Written exercise:
Reproduce each line bearing the word "values".
※
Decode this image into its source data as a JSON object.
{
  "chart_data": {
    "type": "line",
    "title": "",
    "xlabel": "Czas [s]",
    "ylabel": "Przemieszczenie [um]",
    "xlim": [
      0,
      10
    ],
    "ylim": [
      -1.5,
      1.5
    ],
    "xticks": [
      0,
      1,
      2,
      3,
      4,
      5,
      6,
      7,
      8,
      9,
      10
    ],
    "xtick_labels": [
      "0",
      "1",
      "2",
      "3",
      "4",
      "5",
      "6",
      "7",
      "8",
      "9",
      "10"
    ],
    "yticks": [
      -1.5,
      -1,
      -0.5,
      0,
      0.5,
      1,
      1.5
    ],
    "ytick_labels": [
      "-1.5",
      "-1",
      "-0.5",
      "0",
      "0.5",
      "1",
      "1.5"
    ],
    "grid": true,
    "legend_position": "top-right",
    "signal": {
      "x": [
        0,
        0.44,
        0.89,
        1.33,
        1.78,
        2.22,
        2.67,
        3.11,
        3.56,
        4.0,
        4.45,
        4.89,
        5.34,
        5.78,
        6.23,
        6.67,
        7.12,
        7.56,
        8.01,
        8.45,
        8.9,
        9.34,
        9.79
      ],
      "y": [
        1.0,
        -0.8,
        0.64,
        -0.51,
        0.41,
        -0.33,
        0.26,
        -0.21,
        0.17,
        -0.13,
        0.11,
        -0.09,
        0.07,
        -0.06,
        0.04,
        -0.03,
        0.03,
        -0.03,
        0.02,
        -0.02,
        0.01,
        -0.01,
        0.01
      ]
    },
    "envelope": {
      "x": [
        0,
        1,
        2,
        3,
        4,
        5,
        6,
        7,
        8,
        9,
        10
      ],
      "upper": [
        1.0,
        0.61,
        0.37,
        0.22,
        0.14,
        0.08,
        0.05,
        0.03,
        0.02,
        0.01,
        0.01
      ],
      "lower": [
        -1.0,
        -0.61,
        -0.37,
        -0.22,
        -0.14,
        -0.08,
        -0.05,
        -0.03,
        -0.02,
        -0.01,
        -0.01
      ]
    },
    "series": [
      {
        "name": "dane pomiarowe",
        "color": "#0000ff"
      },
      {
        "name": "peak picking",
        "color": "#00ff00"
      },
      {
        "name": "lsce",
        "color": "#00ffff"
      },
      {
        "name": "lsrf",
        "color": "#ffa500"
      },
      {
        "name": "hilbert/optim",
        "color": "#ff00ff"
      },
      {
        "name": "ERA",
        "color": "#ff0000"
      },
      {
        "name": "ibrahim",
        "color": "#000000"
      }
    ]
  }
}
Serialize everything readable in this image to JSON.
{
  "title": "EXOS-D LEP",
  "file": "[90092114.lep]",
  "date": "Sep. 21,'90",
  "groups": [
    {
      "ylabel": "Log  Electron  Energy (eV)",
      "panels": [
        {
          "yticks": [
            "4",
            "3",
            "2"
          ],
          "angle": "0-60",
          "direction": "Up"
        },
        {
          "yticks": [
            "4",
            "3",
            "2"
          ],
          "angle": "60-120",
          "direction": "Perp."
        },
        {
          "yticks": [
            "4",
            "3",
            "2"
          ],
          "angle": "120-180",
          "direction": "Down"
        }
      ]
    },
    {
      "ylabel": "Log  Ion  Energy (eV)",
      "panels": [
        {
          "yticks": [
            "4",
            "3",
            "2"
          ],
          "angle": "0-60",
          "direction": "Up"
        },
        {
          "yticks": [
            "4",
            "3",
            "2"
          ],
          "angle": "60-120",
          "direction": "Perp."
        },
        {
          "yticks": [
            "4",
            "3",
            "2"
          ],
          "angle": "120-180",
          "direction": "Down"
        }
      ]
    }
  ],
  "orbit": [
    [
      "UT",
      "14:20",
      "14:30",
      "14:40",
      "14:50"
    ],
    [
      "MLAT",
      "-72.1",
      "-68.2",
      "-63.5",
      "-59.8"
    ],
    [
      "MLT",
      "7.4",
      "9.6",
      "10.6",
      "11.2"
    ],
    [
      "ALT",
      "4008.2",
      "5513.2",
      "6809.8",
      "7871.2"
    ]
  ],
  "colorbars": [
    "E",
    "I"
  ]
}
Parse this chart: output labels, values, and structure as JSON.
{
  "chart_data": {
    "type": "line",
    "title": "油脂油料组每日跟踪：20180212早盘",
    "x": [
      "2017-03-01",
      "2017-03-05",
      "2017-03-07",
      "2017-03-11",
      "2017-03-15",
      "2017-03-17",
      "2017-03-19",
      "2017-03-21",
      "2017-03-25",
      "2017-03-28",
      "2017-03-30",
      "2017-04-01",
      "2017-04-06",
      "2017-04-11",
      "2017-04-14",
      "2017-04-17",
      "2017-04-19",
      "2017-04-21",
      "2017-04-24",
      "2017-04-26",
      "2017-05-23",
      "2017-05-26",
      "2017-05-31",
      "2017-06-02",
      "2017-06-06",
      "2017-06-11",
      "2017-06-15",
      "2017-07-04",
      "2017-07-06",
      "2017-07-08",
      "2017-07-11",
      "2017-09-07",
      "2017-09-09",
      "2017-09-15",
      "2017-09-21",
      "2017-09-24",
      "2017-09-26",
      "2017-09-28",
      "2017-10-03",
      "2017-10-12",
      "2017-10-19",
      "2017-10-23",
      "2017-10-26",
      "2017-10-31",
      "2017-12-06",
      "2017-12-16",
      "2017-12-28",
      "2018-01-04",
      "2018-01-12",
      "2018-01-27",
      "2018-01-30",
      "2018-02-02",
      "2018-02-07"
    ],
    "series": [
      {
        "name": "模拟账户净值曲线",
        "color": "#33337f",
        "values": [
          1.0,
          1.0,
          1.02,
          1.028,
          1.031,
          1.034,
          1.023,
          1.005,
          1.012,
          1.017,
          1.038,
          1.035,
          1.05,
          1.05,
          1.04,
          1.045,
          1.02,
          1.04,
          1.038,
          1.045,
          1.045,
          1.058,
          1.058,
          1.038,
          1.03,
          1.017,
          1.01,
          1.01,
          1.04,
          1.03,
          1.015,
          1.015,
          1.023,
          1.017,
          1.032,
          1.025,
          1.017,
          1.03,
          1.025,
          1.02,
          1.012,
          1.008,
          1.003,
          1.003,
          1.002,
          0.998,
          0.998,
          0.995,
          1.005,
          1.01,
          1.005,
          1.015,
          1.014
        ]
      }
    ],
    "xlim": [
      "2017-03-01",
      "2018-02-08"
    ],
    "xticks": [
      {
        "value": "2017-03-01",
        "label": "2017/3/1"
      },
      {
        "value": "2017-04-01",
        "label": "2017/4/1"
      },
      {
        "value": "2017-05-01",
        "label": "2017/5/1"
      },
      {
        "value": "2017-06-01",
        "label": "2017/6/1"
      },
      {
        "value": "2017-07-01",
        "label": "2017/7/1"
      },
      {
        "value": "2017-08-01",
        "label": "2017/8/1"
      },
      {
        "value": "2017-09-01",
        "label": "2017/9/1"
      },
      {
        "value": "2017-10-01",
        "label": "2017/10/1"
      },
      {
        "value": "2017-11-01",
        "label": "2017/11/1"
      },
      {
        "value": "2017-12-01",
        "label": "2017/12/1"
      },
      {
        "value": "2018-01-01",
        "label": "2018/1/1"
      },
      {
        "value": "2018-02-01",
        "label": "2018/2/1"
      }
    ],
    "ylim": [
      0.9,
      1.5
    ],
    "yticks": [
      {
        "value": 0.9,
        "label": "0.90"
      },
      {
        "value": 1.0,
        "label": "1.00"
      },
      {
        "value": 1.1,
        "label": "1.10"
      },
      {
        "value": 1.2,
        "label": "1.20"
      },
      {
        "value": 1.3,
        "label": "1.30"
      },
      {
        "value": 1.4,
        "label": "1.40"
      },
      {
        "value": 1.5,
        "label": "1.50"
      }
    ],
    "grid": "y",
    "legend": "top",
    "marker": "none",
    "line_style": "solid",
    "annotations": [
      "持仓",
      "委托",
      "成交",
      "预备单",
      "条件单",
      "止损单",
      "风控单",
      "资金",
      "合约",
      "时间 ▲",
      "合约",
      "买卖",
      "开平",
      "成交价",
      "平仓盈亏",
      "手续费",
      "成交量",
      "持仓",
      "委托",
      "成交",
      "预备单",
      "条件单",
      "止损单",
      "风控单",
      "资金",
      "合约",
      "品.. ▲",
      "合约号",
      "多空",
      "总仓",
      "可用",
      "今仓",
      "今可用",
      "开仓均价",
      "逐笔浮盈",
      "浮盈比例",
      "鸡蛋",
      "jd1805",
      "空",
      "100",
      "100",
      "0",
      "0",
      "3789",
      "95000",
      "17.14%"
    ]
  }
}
※
Correct response:
Parse this chart: output labels, values, and structure as JSON.
        "values": [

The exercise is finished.